▶ **Data provided**

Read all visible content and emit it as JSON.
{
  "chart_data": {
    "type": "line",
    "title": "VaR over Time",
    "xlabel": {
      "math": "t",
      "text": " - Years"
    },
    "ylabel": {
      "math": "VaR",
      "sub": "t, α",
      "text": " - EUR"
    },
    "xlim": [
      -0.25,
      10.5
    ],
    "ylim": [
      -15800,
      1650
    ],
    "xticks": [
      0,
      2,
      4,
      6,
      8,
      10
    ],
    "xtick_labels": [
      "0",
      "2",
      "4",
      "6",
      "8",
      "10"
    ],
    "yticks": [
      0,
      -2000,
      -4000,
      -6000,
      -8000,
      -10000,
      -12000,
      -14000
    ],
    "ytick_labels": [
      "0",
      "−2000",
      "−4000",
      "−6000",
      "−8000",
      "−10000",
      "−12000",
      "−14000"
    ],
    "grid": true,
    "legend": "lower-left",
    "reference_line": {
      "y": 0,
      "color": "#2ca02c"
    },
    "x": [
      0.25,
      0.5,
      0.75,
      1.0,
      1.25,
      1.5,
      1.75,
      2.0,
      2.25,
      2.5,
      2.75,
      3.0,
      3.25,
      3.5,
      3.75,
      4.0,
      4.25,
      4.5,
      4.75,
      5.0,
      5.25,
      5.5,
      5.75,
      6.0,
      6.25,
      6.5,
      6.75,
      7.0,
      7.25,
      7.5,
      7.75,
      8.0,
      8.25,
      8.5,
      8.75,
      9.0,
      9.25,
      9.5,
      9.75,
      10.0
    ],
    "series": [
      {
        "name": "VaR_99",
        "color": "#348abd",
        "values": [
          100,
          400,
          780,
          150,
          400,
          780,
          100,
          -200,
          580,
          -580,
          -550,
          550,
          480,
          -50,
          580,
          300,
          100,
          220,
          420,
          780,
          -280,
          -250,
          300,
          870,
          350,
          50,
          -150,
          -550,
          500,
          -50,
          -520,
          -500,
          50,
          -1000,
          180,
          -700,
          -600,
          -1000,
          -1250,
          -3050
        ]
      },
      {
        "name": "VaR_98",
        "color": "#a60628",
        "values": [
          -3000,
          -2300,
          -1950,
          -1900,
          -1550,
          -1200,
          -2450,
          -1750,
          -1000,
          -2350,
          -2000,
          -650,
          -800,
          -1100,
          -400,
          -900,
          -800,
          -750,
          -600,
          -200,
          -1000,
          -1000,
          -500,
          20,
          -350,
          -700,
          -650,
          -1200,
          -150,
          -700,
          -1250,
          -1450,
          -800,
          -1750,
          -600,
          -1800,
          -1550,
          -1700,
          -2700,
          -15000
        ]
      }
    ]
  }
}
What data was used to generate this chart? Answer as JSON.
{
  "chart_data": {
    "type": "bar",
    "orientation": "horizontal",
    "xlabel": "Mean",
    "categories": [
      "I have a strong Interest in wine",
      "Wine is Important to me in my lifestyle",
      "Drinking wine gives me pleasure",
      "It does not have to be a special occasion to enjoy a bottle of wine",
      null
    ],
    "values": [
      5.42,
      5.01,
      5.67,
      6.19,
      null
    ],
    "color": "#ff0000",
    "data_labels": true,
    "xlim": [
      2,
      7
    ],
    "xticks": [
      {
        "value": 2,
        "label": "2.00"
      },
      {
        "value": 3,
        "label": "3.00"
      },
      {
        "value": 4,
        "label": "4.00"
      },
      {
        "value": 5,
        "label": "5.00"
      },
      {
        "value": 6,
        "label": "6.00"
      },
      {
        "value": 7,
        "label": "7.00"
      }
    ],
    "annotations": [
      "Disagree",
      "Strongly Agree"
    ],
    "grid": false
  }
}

▶ **Exercise**
Work out the count of lines containing the word "JSON", then write only that count.

▶ **Result of the task**
2